Print each of the rows below again word for word, keeping every character unchanged.

(Records)

* * *

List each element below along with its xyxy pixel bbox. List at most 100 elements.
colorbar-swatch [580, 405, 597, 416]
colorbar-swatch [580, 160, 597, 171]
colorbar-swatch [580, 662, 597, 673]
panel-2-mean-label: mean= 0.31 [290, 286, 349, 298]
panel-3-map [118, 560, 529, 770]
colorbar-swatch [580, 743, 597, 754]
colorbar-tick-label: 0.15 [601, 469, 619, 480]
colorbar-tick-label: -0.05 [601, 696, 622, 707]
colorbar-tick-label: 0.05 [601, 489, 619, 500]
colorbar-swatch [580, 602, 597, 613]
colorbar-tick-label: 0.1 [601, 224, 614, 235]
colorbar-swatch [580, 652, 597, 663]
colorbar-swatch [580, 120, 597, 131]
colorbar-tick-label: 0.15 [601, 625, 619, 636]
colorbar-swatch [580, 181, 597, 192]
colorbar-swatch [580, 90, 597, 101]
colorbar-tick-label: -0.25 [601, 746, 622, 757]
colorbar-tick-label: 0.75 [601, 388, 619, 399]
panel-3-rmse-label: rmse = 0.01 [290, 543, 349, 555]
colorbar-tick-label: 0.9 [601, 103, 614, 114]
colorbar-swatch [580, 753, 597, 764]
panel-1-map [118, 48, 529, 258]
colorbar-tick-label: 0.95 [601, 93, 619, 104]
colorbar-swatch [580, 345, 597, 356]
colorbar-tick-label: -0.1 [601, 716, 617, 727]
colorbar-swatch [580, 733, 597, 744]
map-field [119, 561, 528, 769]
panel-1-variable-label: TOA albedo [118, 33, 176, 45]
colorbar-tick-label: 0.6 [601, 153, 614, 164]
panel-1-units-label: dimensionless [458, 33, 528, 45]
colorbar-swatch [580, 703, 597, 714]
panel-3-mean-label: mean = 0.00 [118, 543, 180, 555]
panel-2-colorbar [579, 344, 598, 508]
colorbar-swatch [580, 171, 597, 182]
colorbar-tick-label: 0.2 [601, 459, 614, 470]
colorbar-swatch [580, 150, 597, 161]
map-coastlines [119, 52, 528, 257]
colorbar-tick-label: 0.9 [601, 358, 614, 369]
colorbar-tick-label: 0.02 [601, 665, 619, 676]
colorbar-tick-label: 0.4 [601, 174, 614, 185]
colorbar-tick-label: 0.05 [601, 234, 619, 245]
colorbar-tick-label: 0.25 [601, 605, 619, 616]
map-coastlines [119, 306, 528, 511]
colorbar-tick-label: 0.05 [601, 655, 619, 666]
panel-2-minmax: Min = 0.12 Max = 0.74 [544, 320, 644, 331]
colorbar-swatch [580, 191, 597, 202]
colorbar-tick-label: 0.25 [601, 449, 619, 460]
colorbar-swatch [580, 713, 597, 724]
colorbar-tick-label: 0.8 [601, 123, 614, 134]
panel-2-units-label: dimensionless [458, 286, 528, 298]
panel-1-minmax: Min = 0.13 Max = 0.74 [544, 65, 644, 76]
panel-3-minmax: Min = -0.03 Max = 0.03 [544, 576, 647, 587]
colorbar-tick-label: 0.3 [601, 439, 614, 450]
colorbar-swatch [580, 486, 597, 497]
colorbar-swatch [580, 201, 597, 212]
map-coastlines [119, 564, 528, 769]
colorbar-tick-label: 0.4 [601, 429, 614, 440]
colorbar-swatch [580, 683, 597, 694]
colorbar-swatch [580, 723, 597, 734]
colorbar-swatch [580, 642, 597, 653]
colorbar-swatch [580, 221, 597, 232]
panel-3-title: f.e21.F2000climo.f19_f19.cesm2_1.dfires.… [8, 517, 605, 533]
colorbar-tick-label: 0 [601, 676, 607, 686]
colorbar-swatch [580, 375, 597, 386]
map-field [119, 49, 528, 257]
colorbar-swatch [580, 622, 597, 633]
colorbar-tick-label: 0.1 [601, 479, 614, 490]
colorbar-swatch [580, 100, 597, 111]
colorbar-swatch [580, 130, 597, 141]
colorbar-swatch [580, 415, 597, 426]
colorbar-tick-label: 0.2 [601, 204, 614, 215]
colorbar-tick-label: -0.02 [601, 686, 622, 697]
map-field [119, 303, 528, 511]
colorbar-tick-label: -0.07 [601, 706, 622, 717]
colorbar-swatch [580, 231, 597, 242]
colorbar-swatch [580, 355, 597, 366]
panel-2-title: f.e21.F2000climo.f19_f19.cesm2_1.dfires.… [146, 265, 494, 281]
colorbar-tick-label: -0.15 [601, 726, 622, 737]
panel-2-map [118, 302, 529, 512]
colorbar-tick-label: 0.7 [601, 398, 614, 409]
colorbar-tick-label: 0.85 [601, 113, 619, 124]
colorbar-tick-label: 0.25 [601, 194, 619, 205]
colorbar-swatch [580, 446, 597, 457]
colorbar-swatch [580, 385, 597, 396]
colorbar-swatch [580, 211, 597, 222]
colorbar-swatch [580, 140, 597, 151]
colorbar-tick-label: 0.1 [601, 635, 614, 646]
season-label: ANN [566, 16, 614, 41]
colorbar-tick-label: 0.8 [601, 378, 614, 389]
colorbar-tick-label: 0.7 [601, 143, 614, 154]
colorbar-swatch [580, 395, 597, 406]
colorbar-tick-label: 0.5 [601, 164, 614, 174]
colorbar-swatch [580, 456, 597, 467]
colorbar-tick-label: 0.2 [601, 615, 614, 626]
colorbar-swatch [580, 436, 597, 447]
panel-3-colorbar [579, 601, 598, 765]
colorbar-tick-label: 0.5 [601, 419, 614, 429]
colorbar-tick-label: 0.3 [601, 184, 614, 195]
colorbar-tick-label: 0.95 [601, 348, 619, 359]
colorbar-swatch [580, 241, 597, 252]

* * *

— Output —
List each element below along with its xyxy pixel bbox. List at most 100 elements.
colorbar-swatch [580, 405, 597, 416]
colorbar-swatch [580, 160, 597, 171]
colorbar-swatch [580, 662, 597, 673]
panel-2-mean-label: mean= 0.31 [290, 286, 349, 298]
panel-3-map [118, 560, 529, 770]
colorbar-swatch [580, 743, 597, 754]
colorbar-tick-label: 0.15 [601, 469, 619, 480]
colorbar-tick-label: -0.05 [601, 696, 622, 707]
colorbar-tick-label: 0.05 [601, 489, 619, 500]
colorbar-swatch [580, 602, 597, 613]
colorbar-tick-label: 0.1 [601, 224, 614, 235]
colorbar-swatch [580, 652, 597, 663]
colorbar-swatch [580, 120, 597, 131]
colorbar-tick-label: 0.15 [601, 625, 619, 636]
colorbar-swatch [580, 181, 597, 192]
colorbar-swatch [580, 90, 597, 101]
colorbar-tick-label: -0.25 [601, 746, 622, 757]
colorbar-tick-label: 0.75 [601, 388, 619, 399]
panel-3-rmse-label: rmse = 0.01 [290, 543, 349, 555]
colorbar-tick-label: 0.9 [601, 103, 614, 114]
colorbar-swatch [580, 753, 597, 764]
panel-1-map [118, 48, 529, 258]
colorbar-tick-label: 0.95 [601, 93, 619, 104]
colorbar-swatch [580, 345, 597, 356]
colorbar-tick-label: -0.1 [601, 716, 617, 727]
colorbar-swatch [580, 733, 597, 744]
map-field [119, 561, 528, 769]
panel-1-variable-label: TOA albedo [118, 33, 176, 45]
colorbar-tick-label: 0.6 [601, 153, 614, 164]
panel-1-units-label: dimensionless [458, 33, 528, 45]
colorbar-swatch [580, 703, 597, 714]
panel-3-mean-label: mean = 0.00 [118, 543, 180, 555]
panel-2-colorbar [579, 344, 598, 508]
colorbar-swatch [580, 171, 597, 182]
colorbar-tick-label: 0.2 [601, 459, 614, 470]
colorbar-swatch [580, 150, 597, 161]
map-coastlines [119, 52, 528, 257]
colorbar-tick-label: 0.9 [601, 358, 614, 369]
colorbar-tick-label: 0.02 [601, 665, 619, 676]
colorbar-tick-label: 0.4 [601, 174, 614, 185]
colorbar-tick-label: 0.05 [601, 234, 619, 245]
colorbar-tick-label: 0.25 [601, 605, 619, 616]
map-coastlines [119, 306, 528, 511]
colorbar-tick-label: 0.05 [601, 655, 619, 666]
panel-2-minmax: Min = 0.12 Max = 0.74 [544, 320, 644, 331]
colorbar-swatch [580, 191, 597, 202]
colorbar-tick-label: 0.25 [601, 449, 619, 460]
colorbar-swatch [580, 713, 597, 724]
colorbar-tick-label: 0.8 [601, 123, 614, 134]
panel-2-units-label: dimensionless [458, 286, 528, 298]
panel-1-minmax: Min = 0.13 Max = 0.74 [544, 65, 644, 76]
panel-3-minmax: Min = -0.03 Max = 0.03 [544, 576, 647, 587]
colorbar-tick-label: 0.3 [601, 439, 614, 450]
colorbar-swatch [580, 486, 597, 497]
colorbar-swatch [580, 201, 597, 212]
map-coastlines [119, 564, 528, 769]
colorbar-tick-label: 0.4 [601, 429, 614, 440]
colorbar-swatch [580, 683, 597, 694]
colorbar-swatch [580, 723, 597, 734]
colorbar-swatch [580, 642, 597, 653]
colorbar-swatch [580, 221, 597, 232]
panel-3-title: f.e21.F2000climo.f19_f19.cesm2_1.dfires.… [8, 517, 605, 533]
colorbar-tick-label: 0 [601, 676, 607, 686]
colorbar-swatch [580, 375, 597, 386]
map-field [119, 49, 528, 257]
colorbar-swatch [580, 622, 597, 633]
colorbar-tick-label: 0.1 [601, 479, 614, 490]
colorbar-swatch [580, 100, 597, 111]
colorbar-swatch [580, 130, 597, 141]
colorbar-swatch [580, 415, 597, 426]
colorbar-tick-label: 0.2 [601, 204, 614, 215]
colorbar-tick-label: -0.02 [601, 686, 622, 697]
map-field [119, 303, 528, 511]
colorbar-tick-label: -0.07 [601, 706, 622, 717]
colorbar-swatch [580, 231, 597, 242]
colorbar-swatch [580, 355, 597, 366]
panel-2-title: f.e21.F2000climo.f19_f19.cesm2_1.dfires.… [146, 265, 494, 281]
colorbar-tick-label: -0.15 [601, 726, 622, 737]
panel-2-map [118, 302, 529, 512]
colorbar-tick-label: 0.7 [601, 398, 614, 409]
colorbar-tick-label: 0.85 [601, 113, 619, 124]
colorbar-tick-label: 0.25 [601, 194, 619, 205]
colorbar-swatch [580, 446, 597, 457]
colorbar-swatch [580, 385, 597, 396]
colorbar-swatch [580, 211, 597, 222]
colorbar-swatch [580, 140, 597, 151]
colorbar-tick-label: 0.1 [601, 635, 614, 646]
season-label: ANN [566, 16, 614, 41]
colorbar-tick-label: 0.8 [601, 378, 614, 389]
colorbar-tick-label: 0.7 [601, 143, 614, 154]
colorbar-swatch [580, 395, 597, 406]
colorbar-tick-label: 0.5 [601, 164, 614, 174]
colorbar-swatch [580, 456, 597, 467]
colorbar-tick-label: 0.2 [601, 615, 614, 626]
colorbar-swatch [580, 436, 597, 447]
panel-3-colorbar [579, 601, 598, 765]
colorbar-tick-label: 0.5 [601, 419, 614, 429]
colorbar-tick-label: 0.3 [601, 184, 614, 195]
colorbar-tick-label: 0.95 [601, 348, 619, 359]
colorbar-swatch [580, 241, 597, 252]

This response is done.